Looking at the listing, state how many of its lines contain the string "θεμάτων". Write only the number.

(Data entries)
· · ·

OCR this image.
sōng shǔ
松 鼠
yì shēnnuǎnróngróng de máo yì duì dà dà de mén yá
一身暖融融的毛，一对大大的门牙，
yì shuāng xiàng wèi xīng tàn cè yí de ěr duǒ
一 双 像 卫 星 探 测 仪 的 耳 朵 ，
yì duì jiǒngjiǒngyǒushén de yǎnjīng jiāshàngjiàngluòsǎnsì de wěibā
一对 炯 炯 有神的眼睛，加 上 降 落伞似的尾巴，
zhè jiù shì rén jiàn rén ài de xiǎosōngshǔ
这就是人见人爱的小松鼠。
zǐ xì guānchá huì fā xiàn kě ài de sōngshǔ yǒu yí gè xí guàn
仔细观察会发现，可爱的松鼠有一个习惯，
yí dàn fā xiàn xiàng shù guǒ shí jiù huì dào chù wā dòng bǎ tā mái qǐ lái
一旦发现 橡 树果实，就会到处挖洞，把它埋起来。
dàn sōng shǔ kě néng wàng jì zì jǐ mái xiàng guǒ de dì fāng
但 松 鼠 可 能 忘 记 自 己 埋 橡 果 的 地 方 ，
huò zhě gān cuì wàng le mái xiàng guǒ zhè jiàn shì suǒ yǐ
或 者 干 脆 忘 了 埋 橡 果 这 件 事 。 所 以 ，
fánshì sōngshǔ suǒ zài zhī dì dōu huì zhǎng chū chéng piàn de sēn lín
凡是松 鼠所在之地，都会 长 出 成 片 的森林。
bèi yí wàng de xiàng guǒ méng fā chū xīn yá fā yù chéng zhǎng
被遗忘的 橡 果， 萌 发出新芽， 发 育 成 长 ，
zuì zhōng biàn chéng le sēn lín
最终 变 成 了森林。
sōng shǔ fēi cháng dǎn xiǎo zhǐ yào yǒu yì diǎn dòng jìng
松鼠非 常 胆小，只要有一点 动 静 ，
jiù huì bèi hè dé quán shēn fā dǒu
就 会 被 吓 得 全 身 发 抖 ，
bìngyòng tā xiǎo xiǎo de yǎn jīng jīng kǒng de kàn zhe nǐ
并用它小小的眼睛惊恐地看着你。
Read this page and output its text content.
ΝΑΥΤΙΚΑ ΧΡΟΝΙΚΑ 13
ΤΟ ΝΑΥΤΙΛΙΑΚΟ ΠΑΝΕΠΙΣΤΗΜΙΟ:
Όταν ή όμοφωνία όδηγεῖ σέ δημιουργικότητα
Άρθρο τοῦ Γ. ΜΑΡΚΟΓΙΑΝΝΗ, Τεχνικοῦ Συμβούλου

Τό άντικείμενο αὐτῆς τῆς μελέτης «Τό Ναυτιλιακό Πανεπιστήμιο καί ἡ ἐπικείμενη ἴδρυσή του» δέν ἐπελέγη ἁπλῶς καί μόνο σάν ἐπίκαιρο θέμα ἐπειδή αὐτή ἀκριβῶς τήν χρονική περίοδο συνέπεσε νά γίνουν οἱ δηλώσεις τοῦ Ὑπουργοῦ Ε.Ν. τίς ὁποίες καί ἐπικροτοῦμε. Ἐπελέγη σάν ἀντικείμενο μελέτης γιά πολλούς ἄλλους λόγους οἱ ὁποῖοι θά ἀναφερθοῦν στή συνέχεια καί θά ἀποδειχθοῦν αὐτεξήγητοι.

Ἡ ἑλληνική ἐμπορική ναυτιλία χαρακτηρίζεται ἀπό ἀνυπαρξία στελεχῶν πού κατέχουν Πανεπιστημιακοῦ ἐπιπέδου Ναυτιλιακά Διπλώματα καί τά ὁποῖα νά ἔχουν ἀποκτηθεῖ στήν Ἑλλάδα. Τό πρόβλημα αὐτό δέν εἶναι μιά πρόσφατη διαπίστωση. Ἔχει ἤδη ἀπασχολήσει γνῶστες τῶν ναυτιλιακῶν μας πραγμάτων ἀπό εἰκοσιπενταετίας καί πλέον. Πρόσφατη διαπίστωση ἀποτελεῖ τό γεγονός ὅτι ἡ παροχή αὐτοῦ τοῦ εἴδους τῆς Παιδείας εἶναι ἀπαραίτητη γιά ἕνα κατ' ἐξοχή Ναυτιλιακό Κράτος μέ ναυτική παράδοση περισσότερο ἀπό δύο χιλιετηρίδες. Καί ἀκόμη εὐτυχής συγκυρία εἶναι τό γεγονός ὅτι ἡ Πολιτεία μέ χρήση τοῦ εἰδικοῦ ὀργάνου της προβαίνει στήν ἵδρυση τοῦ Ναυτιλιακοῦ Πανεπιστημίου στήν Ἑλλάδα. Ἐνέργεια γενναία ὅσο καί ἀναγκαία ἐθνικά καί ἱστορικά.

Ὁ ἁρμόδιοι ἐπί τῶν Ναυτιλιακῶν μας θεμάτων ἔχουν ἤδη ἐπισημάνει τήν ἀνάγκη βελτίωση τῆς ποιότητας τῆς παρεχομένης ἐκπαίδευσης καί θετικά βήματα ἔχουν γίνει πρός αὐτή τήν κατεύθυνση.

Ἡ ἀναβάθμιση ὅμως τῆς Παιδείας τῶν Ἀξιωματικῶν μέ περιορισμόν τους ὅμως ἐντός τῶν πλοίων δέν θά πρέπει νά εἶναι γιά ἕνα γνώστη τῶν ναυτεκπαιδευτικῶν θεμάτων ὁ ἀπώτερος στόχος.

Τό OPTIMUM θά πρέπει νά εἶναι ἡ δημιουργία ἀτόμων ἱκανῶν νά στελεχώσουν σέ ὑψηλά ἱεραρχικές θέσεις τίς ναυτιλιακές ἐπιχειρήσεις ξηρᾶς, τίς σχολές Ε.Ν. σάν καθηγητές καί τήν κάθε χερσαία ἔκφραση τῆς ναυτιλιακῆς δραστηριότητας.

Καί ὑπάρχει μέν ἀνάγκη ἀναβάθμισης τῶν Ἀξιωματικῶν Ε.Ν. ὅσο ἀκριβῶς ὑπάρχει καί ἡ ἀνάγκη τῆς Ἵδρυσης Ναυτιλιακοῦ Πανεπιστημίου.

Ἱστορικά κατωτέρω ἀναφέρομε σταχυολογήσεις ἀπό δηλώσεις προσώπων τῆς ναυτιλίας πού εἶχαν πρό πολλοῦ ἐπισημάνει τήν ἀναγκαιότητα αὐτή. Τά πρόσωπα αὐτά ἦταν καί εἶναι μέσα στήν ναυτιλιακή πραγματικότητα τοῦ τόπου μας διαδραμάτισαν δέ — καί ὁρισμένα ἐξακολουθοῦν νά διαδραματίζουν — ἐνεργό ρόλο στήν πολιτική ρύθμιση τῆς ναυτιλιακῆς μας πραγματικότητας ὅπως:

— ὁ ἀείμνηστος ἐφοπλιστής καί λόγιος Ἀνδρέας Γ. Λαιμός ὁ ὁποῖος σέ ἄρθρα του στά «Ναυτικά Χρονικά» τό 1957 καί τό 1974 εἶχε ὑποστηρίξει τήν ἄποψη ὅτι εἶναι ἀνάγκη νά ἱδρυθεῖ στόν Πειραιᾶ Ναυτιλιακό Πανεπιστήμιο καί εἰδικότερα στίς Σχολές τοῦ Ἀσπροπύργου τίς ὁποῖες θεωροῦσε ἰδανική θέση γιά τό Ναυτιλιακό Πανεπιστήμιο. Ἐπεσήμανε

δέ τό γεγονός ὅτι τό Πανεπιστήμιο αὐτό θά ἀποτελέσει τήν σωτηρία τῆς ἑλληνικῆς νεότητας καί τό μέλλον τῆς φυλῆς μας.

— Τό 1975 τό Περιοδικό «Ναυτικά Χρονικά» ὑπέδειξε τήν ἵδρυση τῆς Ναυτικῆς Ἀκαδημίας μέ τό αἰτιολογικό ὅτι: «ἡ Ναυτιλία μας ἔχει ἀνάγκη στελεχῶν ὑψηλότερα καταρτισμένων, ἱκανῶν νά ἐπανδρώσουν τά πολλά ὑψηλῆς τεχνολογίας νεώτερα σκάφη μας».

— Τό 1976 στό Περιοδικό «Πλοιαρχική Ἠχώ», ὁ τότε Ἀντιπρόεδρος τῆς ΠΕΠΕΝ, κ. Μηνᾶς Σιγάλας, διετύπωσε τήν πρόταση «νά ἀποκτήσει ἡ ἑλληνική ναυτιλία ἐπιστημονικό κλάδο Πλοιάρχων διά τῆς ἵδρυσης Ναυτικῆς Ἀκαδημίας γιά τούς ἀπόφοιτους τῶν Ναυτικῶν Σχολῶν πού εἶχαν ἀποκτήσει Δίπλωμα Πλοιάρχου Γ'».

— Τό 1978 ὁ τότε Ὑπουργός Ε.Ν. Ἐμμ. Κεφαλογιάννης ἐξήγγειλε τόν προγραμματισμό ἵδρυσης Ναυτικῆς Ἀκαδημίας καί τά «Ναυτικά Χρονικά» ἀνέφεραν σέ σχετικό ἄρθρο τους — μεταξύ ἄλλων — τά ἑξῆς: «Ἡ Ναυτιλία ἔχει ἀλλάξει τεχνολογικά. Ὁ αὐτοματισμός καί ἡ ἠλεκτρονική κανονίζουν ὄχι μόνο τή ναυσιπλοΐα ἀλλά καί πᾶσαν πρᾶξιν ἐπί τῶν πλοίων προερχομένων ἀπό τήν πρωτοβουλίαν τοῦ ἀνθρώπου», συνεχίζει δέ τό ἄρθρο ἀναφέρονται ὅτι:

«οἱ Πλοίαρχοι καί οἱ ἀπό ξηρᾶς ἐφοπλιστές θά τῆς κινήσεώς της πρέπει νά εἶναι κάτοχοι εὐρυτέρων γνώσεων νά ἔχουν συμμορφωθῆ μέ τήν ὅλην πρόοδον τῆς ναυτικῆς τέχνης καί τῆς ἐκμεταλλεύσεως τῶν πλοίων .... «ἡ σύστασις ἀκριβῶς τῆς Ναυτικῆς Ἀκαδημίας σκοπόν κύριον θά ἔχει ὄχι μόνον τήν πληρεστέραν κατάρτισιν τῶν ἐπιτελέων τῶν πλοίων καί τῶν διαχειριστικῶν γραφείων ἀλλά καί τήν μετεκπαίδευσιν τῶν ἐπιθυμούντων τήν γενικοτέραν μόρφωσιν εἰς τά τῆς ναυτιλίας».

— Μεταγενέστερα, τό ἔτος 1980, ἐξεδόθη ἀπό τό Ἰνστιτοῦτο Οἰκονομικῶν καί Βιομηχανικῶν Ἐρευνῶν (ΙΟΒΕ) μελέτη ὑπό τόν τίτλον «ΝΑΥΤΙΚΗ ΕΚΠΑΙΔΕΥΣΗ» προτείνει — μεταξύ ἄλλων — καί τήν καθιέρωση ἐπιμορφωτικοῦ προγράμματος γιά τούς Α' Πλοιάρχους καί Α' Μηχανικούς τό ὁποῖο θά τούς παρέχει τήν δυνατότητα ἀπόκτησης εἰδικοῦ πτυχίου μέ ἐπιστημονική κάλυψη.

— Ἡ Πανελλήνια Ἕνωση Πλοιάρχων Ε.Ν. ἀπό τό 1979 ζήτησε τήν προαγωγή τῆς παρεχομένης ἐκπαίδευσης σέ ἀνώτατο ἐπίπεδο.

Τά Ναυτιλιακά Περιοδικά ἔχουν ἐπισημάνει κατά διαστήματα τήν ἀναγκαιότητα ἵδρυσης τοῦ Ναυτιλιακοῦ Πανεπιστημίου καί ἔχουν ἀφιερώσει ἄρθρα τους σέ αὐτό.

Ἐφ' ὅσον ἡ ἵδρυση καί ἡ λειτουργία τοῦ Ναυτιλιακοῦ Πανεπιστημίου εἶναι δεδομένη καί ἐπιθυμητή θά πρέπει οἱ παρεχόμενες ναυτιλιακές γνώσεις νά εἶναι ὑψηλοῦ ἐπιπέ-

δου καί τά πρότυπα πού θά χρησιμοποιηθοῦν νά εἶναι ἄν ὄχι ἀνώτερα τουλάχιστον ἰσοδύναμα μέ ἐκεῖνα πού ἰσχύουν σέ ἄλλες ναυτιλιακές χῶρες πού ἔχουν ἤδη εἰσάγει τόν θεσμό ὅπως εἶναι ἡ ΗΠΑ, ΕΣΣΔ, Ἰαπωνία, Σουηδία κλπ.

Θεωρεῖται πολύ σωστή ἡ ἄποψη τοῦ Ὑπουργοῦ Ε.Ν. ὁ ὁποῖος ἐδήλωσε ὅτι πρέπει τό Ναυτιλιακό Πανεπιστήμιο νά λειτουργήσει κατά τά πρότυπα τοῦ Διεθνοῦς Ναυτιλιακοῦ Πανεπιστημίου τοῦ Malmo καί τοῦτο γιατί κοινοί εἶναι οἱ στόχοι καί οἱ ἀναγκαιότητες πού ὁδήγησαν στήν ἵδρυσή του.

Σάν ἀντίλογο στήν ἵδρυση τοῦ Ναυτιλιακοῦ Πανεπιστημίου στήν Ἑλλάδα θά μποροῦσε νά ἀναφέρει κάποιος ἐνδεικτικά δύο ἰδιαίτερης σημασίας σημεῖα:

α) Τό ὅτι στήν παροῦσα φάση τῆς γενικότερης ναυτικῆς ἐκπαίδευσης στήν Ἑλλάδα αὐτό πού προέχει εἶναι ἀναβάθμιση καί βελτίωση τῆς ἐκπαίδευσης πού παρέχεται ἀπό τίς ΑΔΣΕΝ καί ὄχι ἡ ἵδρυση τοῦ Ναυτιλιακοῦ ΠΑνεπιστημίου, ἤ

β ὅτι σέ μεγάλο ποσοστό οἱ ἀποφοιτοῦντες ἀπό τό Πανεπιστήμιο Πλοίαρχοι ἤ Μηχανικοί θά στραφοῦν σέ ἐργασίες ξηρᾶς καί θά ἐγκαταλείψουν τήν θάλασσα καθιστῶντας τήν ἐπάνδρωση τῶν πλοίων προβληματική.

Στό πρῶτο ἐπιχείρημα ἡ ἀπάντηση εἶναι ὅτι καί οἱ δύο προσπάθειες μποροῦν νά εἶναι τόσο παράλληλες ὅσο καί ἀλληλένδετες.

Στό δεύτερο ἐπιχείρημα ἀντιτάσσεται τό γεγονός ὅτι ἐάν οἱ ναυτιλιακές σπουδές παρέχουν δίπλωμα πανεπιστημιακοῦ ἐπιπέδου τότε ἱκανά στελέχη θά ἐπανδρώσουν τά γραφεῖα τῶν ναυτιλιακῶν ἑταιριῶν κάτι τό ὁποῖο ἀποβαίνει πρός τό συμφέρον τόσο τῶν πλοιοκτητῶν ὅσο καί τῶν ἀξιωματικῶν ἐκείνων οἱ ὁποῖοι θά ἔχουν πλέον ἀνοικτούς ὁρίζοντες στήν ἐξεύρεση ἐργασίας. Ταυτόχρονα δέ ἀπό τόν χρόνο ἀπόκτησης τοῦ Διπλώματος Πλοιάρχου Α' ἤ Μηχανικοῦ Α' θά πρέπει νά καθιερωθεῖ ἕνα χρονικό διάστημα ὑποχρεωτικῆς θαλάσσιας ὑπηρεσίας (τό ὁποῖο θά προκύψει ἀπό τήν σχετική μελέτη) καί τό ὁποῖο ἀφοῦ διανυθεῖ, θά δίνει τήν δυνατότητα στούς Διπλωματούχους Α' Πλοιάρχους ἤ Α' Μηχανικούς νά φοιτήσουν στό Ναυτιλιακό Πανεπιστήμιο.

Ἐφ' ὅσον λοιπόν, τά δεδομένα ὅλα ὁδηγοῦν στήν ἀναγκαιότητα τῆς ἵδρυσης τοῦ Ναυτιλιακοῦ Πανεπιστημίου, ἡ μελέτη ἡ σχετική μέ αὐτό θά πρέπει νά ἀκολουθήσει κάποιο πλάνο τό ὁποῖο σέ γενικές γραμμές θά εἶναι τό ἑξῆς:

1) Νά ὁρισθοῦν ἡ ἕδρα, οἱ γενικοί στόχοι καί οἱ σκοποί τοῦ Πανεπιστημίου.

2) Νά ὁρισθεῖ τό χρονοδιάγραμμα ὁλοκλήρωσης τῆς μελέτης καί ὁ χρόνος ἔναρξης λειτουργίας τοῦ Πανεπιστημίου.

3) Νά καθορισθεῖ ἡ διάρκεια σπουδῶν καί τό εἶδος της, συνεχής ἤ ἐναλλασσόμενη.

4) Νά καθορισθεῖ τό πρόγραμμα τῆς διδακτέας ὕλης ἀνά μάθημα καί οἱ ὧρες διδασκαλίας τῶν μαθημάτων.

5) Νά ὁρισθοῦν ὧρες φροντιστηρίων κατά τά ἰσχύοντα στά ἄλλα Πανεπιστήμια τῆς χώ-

· · ·

Full answer -
2